Problem details
Copy each line that contains the string "this".

....................

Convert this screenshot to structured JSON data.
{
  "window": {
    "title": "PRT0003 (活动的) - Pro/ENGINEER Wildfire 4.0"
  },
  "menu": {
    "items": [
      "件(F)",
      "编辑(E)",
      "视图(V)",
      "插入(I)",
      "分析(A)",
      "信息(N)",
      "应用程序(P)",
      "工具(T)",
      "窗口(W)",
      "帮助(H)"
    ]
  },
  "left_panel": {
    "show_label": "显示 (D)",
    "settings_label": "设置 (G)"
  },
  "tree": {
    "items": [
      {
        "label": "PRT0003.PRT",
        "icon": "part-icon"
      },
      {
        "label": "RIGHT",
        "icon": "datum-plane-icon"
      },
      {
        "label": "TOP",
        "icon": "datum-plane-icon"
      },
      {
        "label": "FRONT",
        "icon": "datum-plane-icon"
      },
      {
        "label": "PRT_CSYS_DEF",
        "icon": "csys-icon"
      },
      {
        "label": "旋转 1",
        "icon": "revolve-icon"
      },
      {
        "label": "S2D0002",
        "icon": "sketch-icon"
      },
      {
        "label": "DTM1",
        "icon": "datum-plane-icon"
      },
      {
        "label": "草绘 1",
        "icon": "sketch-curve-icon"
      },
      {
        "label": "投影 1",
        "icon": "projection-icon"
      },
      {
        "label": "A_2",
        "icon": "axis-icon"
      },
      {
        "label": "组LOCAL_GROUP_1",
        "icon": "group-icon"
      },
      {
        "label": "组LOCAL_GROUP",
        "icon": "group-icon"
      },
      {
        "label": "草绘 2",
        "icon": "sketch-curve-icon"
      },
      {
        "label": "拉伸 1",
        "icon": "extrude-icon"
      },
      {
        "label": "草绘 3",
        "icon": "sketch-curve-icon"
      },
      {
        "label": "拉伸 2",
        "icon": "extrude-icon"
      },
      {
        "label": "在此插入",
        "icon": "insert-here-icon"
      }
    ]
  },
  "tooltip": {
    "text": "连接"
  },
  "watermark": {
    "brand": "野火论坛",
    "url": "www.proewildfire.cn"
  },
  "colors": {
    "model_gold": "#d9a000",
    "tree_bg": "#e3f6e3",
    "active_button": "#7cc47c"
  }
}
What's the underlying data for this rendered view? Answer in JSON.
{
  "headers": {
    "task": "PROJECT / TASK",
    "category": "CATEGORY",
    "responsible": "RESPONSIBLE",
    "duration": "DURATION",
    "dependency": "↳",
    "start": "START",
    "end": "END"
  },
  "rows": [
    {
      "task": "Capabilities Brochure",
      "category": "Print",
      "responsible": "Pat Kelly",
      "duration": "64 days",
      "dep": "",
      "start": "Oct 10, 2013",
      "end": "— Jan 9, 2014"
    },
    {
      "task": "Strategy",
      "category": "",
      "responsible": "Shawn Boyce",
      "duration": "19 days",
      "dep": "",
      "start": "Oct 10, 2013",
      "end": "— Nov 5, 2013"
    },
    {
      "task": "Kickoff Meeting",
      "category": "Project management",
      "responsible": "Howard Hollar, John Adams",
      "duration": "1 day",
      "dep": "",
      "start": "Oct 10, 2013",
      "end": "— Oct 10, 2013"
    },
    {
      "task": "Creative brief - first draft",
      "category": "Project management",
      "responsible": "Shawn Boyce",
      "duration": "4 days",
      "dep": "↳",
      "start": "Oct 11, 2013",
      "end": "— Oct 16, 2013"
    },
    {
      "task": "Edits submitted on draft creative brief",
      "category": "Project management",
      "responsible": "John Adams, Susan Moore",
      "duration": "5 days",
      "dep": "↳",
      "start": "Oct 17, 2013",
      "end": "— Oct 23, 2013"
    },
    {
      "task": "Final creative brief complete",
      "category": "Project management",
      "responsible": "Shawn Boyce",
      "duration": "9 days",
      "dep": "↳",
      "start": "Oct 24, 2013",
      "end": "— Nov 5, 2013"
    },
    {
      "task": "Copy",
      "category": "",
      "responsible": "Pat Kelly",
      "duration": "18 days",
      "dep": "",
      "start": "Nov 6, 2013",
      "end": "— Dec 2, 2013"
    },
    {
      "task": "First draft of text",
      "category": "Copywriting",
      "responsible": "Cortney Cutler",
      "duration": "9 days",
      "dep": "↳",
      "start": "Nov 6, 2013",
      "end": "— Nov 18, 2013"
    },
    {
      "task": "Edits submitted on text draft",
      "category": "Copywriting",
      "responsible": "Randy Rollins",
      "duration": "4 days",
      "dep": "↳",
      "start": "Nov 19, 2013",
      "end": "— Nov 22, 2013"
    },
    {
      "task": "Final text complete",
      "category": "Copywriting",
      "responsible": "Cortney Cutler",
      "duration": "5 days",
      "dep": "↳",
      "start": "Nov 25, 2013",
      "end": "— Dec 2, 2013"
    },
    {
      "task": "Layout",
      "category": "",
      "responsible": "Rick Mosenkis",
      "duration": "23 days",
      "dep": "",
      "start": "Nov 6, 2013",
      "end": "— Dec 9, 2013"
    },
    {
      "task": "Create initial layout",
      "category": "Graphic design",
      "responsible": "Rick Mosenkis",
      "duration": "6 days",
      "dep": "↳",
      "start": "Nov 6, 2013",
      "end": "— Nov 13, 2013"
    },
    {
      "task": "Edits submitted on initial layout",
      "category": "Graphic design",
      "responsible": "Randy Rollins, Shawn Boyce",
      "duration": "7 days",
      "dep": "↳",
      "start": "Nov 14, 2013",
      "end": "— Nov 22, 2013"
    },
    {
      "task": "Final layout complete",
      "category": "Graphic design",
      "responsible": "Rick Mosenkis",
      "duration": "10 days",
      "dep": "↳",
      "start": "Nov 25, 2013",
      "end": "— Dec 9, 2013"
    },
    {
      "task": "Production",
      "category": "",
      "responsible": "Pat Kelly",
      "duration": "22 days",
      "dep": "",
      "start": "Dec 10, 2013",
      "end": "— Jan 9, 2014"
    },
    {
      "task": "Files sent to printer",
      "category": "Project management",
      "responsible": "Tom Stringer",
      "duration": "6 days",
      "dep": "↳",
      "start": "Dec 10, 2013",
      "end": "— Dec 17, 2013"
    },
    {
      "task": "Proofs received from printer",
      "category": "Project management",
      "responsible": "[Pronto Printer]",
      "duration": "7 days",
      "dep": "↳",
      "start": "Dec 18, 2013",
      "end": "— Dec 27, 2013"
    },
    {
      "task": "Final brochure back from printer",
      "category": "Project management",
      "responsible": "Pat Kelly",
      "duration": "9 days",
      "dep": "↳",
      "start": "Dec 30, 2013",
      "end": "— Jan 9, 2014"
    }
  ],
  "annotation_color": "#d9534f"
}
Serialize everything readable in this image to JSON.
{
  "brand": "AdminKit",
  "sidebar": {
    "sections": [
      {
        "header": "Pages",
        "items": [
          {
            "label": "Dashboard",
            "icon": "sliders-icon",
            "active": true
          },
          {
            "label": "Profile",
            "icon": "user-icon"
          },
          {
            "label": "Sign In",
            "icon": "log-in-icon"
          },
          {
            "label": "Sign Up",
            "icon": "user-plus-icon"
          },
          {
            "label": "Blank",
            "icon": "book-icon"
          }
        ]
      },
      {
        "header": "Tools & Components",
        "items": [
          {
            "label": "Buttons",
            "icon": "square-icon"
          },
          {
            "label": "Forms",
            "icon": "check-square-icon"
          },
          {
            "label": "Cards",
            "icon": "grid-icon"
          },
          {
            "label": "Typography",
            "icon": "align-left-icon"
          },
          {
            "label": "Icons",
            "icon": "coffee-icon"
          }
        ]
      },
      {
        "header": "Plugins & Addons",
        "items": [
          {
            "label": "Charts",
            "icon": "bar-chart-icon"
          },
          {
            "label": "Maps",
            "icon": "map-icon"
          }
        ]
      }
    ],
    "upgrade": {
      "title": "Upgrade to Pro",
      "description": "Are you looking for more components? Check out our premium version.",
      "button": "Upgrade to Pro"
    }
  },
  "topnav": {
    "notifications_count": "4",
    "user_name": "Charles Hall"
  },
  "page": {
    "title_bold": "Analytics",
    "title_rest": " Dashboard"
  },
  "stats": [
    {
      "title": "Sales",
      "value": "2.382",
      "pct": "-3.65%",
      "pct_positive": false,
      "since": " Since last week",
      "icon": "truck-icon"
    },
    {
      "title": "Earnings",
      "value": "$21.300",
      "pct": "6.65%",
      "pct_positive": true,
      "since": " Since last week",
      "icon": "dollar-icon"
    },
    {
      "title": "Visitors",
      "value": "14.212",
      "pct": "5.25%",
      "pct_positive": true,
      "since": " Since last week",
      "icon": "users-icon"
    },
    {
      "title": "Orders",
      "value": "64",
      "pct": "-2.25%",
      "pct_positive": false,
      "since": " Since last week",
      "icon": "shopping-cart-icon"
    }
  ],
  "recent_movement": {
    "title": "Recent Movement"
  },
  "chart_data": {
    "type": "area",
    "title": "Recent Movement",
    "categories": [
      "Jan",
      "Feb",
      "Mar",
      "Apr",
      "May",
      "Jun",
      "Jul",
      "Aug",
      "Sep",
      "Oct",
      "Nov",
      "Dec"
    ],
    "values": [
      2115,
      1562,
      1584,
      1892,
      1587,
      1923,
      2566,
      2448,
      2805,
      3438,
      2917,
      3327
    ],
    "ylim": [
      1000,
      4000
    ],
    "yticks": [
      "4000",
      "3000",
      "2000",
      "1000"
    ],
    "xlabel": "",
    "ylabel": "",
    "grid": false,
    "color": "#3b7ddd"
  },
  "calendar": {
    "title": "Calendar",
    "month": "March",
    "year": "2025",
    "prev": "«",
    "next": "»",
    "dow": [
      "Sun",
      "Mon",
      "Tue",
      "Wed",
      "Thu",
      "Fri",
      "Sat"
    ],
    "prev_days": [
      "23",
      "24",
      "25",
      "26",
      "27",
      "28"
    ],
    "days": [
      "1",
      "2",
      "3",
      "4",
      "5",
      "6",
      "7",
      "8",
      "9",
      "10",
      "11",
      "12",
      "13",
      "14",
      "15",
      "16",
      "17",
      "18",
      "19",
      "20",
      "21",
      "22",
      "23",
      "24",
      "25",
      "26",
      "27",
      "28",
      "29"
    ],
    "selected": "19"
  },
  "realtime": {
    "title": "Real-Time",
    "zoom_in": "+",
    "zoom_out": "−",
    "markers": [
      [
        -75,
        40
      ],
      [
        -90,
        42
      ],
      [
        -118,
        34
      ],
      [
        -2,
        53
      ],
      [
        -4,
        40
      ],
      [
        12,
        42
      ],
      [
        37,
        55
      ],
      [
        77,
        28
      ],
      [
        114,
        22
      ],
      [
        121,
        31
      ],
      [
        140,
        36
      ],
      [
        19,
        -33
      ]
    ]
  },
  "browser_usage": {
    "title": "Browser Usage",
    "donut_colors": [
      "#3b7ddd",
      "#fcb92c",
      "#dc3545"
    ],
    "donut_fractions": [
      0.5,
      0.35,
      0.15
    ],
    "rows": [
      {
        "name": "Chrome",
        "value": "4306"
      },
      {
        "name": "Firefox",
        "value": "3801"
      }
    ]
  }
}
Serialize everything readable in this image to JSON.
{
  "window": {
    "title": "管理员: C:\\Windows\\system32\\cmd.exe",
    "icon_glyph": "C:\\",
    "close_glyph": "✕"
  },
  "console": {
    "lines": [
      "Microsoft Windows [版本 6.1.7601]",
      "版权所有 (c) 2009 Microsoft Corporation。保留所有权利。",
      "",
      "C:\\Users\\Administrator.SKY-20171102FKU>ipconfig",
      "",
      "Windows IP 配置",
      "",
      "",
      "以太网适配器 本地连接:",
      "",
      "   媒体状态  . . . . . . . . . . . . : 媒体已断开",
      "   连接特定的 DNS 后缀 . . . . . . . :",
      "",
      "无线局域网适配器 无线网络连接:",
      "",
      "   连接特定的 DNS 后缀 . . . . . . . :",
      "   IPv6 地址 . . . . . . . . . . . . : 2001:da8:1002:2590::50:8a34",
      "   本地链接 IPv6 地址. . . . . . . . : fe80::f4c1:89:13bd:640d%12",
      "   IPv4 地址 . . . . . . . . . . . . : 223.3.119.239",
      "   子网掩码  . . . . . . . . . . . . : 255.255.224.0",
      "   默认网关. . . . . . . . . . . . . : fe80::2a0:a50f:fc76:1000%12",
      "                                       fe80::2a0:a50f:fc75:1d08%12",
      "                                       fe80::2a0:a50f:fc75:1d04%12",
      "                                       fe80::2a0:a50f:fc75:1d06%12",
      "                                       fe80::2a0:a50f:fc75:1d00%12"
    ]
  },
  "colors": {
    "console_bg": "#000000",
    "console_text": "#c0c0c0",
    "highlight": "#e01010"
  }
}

....................

The response
Convert this screenshot to structured JSON data.
What's the underlying data for this rendered view? Answer in JSON.
Serialize everything readable in this image to JSON.
Serialize everything readable in this image to JSON.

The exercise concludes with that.